──────── RECORDS ────────
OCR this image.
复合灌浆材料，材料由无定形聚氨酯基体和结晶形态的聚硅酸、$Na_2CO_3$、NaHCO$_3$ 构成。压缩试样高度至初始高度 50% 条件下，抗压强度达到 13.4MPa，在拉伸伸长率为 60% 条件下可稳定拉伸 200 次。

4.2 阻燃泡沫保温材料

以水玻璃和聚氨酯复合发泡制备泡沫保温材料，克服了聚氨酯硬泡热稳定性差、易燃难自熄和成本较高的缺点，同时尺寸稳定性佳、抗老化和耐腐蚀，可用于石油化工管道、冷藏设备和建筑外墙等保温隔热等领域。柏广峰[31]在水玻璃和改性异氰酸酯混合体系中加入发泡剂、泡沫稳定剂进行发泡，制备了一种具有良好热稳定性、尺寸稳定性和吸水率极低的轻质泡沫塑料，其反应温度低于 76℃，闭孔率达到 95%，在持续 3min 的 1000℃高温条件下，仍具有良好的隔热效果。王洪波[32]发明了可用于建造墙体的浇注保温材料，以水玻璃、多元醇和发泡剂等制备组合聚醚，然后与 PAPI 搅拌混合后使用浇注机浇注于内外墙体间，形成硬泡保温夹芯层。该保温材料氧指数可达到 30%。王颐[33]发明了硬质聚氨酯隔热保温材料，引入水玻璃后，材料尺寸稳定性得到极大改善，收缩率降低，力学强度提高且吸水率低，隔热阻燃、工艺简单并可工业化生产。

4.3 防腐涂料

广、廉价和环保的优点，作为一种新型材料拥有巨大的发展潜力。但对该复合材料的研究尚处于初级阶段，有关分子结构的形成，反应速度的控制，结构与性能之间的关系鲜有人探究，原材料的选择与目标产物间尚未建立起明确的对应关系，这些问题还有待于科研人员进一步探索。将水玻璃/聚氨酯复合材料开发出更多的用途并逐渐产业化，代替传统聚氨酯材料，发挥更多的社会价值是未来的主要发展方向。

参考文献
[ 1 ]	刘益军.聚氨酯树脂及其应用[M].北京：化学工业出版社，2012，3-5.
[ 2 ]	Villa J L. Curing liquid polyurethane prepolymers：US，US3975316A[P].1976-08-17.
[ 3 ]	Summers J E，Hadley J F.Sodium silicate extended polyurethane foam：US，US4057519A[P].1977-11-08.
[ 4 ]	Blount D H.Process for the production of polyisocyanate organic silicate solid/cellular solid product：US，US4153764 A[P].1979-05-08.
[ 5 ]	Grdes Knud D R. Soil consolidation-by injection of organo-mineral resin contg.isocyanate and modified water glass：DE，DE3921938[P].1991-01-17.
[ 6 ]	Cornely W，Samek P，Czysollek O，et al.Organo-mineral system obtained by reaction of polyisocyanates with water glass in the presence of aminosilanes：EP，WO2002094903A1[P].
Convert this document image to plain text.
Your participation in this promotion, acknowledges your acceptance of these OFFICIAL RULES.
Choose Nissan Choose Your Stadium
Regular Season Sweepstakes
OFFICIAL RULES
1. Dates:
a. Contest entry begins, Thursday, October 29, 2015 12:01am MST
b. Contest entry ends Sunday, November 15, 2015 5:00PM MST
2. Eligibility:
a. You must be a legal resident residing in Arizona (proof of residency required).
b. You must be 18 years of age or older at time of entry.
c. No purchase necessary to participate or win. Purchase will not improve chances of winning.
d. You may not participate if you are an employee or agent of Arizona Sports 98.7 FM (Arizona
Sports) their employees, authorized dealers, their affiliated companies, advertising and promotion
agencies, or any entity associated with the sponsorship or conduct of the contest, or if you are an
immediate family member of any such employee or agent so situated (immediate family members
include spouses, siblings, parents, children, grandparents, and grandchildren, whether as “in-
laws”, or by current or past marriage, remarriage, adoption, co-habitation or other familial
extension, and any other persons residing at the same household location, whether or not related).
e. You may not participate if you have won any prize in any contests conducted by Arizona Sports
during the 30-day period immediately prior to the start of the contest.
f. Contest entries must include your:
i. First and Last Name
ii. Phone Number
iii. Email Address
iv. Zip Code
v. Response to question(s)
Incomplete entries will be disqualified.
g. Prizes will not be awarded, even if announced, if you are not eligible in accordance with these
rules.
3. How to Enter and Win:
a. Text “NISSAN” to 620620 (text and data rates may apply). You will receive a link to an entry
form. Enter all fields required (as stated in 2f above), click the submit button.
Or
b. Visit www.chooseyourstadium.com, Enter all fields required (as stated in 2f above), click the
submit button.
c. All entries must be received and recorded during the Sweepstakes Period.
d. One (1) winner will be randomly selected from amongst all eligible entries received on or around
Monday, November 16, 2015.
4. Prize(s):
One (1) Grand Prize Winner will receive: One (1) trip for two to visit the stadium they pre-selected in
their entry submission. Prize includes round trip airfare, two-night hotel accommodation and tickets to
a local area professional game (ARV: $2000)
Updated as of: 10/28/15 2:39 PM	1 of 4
────────
→ INSTRUCTIONS FOR THE TASK:
Repeat all the records. Match each line exactly.

→ FINISHED TASK:
OCR this image.
复合灌浆材料，材料由无定形聚氨酯基体和结晶形态的聚硅酸、$Na_2CO_3$、NaHCO$_3$ 构成。压缩试样高度至初始高度 50% 条件下，抗压强度达到 13.4MPa，在拉伸伸长率为 60% 条件下可稳定拉伸 200 次。

4.2 阻燃泡沫保温材料

以水玻璃和聚氨酯复合发泡制备泡沫保温材料，克服了聚氨酯硬泡热稳定性差、易燃难自熄和成本较高的缺点，同时尺寸稳定性佳、抗老化和耐腐蚀，可用于石油化工管道、冷藏设备和建筑外墙等保温隔热等领域。柏广峰[31]在水玻璃和改性异氰酸酯混合体系中加入发泡剂、泡沫稳定剂进行发泡，制备了一种具有良好热稳定性、尺寸稳定性和吸水率极低的轻质泡沫塑料，其反应温度低于 76℃，闭孔率达到 95%，在持续 3min 的 1000℃高温条件下，仍具有良好的隔热效果。王洪波[32]发明了可用于建造墙体的浇注保温材料，以水玻璃、多元醇和发泡剂等制备组合聚醚，然后与 PAPI 搅拌混合后使用浇注机浇注于内外墙体间，形成硬泡保温夹芯层。该保温材料氧指数可达到 30%。王颐[33]发明了硬质聚氨酯隔热保温材料，引入水玻璃后，材料尺寸稳定性得到极大改善，收缩率降低，力学强度提高且吸水率低，隔热阻燃、工艺简单并可工业化生产。

4.3 防腐涂料

广、廉价和环保的优点，作为一种新型材料拥有巨大的发展潜力。但对该复合材料的研究尚处于初级阶段，有关分子结构的形成，反应速度的控制，结构与性能之间的关系鲜有人探究，原材料的选择与目标产物间尚未建立起明确的对应关系，这些问题还有待于科研人员进一步探索。将水玻璃/聚氨酯复合材料开发出更多的用途并逐渐产业化，代替传统聚氨酯材料，发挥更多的社会价值是未来的主要发展方向。

参考文献
[ 1 ]	刘益军.聚氨酯树脂及其应用[M].北京：化学工业出版社，2012，3-5.
[ 2 ]	Villa J L. Curing liquid polyurethane prepolymers：US，US3975316A[P].1976-08-17.
[ 3 ]	Summers J E，Hadley J F.Sodium silicate extended polyurethane foam：US，US4057519A[P].1977-11-08.
[ 4 ]	Blount D H.Process for the production of polyisocyanate organic silicate solid/cellular solid product：US，US4153764 A[P].1979-05-08.
[ 5 ]	Grdes Knud D R. Soil consolidation-by injection of organo-mineral resin contg.isocyanate and modified water glass：DE，DE3921938[P].1991-01-17.
[ 6 ]	Cornely W，Samek P，Czysollek O，et al.Organo-mineral system obtained by reaction of polyisocyanates with water glass in the presence of aminosilanes：EP，WO2002094903A1[P].
Convert this document image to plain text.
Your participation in this promotion, acknowledges your acceptance of these OFFICIAL RULES.
Choose Nissan Choose Your Stadium
Regular Season Sweepstakes
OFFICIAL RULES
1. Dates:
a. Contest entry begins, Thursday, October 29, 2015 12:01am MST
b. Contest entry ends Sunday, November 15, 2015 5:00PM MST
2. Eligibility:
a. You must be a legal resident residing in Arizona (proof of residency required).
b. You must be 18 years of age or older at time of entry.
c. No purchase necessary to participate or win. Purchase will not improve chances of winning.
d. You may not participate if you are an employee or agent of Arizona Sports 98.7 FM (Arizona
Sports) their employees, authorized dealers, their affiliated companies, advertising and promotion
agencies, or any entity associated with the sponsorship or conduct of the contest, or if you are an
immediate family member of any such employee or agent so situated (immediate family members
include spouses, siblings, parents, children, grandparents, and grandchildren, whether as “in-
laws”, or by current or past marriage, remarriage, adoption, co-habitation or other familial
extension, and any other persons residing at the same household location, whether or not related).
e. You may not participate if you have won any prize in any contests conducted by Arizona Sports
during the 30-day period immediately prior to the start of the contest.
f. Contest entries must include your:
i. First and Last Name
ii. Phone Number
iii. Email Address
iv. Zip Code
v. Response to question(s)
Incomplete entries will be disqualified.
g. Prizes will not be awarded, even if announced, if you are not eligible in accordance with these
rules.
3. How to Enter and Win:
a. Text “NISSAN” to 620620 (text and data rates may apply). You will receive a link to an entry
form. Enter all fields required (as stated in 2f above), click the submit button.
Or
b. Visit www.chooseyourstadium.com, Enter all fields required (as stated in 2f above), click the
submit button.
c. All entries must be received and recorded during the Sweepstakes Period.
d. One (1) winner will be randomly selected from amongst all eligible entries received on or around
Monday, November 16, 2015.
4. Prize(s):
One (1) Grand Prize Winner will receive: One (1) trip for two to visit the stadium they pre-selected in
their entry submission. Prize includes round trip airfare, two-night hotel accommodation and tickets to
a local area professional game (ARV: $2000)
Updated as of: 10/28/15 2:39 PM	1 of 4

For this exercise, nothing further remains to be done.